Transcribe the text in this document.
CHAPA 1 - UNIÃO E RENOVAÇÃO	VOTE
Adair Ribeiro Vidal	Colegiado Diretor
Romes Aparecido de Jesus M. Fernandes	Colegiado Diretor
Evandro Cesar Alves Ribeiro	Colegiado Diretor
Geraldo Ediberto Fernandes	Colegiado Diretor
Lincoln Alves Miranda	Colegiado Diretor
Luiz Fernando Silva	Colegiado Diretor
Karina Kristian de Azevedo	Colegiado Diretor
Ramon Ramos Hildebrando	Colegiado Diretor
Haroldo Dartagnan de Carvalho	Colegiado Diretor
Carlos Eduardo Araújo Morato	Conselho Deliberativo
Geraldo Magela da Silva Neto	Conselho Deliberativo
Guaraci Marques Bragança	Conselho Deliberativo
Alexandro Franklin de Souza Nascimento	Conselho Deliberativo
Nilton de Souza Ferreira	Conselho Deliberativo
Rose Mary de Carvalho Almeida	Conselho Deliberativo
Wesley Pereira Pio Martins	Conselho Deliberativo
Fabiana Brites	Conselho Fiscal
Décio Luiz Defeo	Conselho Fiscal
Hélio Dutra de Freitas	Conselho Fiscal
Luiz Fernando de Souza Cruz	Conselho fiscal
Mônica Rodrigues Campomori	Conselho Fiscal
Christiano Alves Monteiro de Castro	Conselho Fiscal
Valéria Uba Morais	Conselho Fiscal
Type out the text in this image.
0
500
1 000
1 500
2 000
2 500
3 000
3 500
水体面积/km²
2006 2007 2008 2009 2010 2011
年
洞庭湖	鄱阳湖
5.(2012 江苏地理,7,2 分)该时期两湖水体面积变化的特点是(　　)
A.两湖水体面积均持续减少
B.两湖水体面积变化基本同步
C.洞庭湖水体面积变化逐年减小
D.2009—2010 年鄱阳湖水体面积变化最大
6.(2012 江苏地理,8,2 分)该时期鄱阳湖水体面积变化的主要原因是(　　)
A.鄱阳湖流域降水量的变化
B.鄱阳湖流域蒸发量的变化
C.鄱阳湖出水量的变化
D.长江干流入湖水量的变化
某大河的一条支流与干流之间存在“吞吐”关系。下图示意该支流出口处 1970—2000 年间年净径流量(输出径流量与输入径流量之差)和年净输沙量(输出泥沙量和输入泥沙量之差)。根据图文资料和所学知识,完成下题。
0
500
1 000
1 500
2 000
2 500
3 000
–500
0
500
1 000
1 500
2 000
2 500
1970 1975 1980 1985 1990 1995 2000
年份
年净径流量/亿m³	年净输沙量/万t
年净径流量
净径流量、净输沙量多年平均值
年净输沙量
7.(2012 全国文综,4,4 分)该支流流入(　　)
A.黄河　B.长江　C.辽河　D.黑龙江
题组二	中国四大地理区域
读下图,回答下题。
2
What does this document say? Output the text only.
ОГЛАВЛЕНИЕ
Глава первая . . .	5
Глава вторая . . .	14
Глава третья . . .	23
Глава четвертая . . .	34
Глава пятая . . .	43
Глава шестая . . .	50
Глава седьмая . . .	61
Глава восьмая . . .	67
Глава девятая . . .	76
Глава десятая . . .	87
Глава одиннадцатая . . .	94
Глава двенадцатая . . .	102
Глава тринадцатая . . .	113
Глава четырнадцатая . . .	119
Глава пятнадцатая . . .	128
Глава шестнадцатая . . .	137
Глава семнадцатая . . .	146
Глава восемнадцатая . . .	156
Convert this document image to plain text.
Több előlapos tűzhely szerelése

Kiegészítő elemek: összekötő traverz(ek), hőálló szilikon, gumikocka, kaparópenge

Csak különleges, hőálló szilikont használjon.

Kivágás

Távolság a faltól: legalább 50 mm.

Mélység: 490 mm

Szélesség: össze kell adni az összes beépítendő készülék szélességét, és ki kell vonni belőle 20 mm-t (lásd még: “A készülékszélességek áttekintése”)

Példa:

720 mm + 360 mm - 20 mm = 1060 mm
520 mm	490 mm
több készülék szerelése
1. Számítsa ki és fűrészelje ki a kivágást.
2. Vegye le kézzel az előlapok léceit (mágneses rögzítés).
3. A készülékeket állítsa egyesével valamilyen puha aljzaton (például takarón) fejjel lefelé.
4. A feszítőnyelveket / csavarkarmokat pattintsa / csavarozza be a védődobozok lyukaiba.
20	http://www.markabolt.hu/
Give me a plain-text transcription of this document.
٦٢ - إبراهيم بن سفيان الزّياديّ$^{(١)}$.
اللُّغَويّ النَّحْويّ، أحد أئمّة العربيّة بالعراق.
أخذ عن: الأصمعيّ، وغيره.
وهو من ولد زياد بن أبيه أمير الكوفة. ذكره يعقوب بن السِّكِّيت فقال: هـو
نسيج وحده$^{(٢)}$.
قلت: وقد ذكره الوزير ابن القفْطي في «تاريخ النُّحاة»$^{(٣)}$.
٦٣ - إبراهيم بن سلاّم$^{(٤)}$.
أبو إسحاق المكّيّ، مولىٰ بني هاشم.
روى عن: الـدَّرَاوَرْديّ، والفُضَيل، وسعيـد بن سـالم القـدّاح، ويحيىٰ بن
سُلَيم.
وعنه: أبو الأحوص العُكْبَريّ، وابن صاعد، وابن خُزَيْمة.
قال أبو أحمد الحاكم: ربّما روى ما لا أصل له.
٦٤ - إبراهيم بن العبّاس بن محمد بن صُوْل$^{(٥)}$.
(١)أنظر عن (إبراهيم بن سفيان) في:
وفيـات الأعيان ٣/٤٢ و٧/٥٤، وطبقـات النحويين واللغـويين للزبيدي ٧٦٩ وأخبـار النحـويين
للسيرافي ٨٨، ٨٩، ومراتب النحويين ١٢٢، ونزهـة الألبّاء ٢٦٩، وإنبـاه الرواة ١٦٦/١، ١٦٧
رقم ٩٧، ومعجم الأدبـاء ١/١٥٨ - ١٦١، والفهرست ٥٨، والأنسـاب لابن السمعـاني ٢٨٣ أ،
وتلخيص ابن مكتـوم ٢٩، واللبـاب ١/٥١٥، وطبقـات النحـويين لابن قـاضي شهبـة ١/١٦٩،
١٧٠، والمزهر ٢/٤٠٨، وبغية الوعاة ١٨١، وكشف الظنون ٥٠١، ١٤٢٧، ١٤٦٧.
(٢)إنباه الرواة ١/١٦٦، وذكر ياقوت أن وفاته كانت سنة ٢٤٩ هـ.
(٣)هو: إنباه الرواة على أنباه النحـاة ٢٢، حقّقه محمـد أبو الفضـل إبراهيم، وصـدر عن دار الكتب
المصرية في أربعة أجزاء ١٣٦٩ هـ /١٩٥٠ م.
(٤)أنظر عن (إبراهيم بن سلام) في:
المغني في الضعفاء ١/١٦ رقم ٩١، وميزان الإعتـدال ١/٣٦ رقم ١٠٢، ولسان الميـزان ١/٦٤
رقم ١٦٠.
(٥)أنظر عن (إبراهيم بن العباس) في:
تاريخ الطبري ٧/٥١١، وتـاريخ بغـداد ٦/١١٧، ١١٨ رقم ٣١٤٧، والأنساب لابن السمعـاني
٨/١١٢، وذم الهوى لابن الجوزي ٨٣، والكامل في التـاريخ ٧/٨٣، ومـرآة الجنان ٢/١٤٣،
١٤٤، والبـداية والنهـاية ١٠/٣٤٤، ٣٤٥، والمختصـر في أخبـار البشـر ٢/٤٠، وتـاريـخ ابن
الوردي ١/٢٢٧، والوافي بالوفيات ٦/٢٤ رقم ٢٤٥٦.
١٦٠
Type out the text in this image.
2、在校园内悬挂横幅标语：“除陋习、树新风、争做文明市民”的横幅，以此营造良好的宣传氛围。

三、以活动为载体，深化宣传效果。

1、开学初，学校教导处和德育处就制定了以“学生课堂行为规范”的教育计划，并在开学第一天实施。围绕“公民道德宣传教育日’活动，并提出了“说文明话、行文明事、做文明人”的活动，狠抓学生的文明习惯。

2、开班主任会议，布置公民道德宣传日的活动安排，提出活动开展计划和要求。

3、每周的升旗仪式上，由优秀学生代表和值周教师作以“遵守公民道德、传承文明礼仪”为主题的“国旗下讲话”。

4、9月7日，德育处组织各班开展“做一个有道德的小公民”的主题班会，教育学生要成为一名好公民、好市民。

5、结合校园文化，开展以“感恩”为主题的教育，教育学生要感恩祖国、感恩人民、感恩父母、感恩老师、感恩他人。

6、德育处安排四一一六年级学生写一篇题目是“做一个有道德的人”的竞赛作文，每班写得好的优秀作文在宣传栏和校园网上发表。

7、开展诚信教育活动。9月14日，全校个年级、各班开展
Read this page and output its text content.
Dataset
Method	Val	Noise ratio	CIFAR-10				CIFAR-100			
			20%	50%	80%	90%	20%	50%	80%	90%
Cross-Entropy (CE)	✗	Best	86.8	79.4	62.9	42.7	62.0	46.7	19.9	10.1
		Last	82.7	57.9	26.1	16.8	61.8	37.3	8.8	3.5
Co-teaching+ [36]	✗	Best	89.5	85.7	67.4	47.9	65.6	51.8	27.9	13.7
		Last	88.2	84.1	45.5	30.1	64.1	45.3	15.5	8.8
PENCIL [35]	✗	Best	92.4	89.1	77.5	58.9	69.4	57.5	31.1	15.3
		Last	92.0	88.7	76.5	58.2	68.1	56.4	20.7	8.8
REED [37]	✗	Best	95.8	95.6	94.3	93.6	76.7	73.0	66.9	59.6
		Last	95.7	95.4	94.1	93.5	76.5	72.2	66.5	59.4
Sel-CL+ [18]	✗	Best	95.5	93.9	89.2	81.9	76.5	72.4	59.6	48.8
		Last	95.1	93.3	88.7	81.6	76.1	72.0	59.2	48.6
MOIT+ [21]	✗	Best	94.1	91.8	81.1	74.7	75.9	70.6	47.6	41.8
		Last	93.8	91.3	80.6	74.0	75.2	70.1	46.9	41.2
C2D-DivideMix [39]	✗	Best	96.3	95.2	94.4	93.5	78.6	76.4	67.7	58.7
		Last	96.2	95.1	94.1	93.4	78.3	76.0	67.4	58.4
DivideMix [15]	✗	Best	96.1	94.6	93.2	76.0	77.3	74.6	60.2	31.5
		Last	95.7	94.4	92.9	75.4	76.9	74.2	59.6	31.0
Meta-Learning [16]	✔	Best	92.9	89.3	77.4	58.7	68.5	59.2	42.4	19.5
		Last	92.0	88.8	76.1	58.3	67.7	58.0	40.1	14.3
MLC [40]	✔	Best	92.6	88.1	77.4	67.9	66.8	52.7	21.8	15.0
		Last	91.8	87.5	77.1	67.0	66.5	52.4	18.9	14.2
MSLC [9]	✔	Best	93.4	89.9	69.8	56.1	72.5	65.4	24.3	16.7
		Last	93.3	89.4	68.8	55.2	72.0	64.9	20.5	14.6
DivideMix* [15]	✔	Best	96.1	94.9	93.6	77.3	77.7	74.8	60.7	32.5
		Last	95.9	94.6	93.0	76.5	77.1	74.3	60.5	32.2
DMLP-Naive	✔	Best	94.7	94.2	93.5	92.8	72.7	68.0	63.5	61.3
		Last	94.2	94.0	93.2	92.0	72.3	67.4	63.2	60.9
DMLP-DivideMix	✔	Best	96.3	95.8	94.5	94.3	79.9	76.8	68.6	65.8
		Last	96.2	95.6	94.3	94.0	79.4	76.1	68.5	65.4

• • • • •

TASK GOAL:
Your task is to list each line of the records with the word "plain".

EXPECTED ANSWER:
Convert this document image to plain text.
Give me a plain-text transcription of this document.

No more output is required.